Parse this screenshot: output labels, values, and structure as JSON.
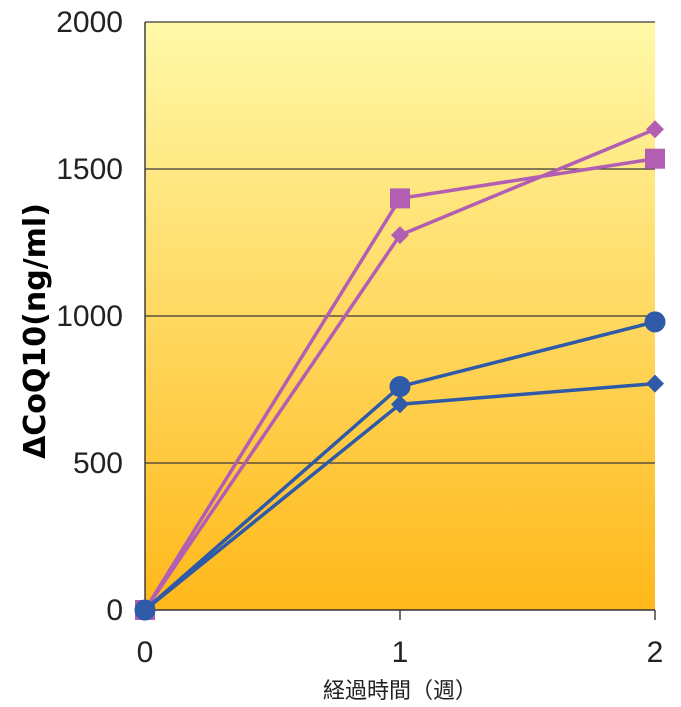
{
  "chart_data": {
    "type": "line",
    "xlabel": "経過時間（週）",
    "ylabel": "ΔCoQ10(ng/ml)",
    "x": [
      0,
      1,
      2
    ],
    "xlim": [
      0,
      2
    ],
    "ylim": [
      0,
      2000
    ],
    "x_ticks": [
      "0",
      "1",
      "2"
    ],
    "y_ticks": [
      "0",
      "500",
      "1000",
      "1500",
      "2000"
    ],
    "y_tick_values": [
      0,
      500,
      1000,
      1500,
      2000
    ],
    "grid": "horizontal",
    "legend": "none",
    "background_gradient": [
      "#fff9a8",
      "#ffb81a"
    ],
    "series": [
      {
        "marker": "square",
        "color": "#b25fb3",
        "values": [
          0,
          1400,
          1535
        ]
      },
      {
        "marker": "diamond",
        "color": "#b25fb3",
        "values": [
          0,
          1275,
          1635
        ]
      },
      {
        "marker": "circle",
        "color": "#2e5aa8",
        "values": [
          0,
          760,
          980
        ]
      },
      {
        "marker": "diamond",
        "color": "#2e5aa8",
        "values": [
          0,
          700,
          770
        ]
      }
    ]
  }
}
◆ ◆ ◆ ◆ ◆
■ **What to work on**:
Without the pictures, write out every entry precisely as it appears.

■ **Result**:
Parse this screenshot: output labels, values, and structure as JSON.
{
  "chart_data": {
    "type": "line",
    "xlabel": "経過時間（週）",
    "ylabel": "ΔCoQ10(ng/ml)",
    "x": [
      0,
      1,
      2
    ],
    "xlim": [
      0,
      2
    ],
    "ylim": [
      0,
      2000
    ],
    "x_ticks": [
      "0",
      "1",
      "2"
    ],
    "y_ticks": [
      "0",
      "500",
      "1000",
      "1500",
      "2000"
    ],
    "y_tick_values": [
      0,
      500,
      1000,
      1500,
      2000
    ],
    "grid": "horizontal",
    "legend": "none",
    "background_gradient": [
      "#fff9a8",
      "#ffb81a"
    ],
    "series": [
      {
        "marker": "square",
        "color": "#b25fb3",
        "values": [
          0,
          1400,
          1535
        ]
      },
      {
        "marker": "diamond",
        "color": "#b25fb3",
        "values": [
          0,
          1275,
          1635
        ]
      },
      {
        "marker": "circle",
        "color": "#2e5aa8",
        "values": [
          0,
          760,
          980
        ]
      },
      {
        "marker": "diamond",
        "color": "#2e5aa8",
        "values": [
          0,
          700,
          770
        ]
      }
    ]
  }
}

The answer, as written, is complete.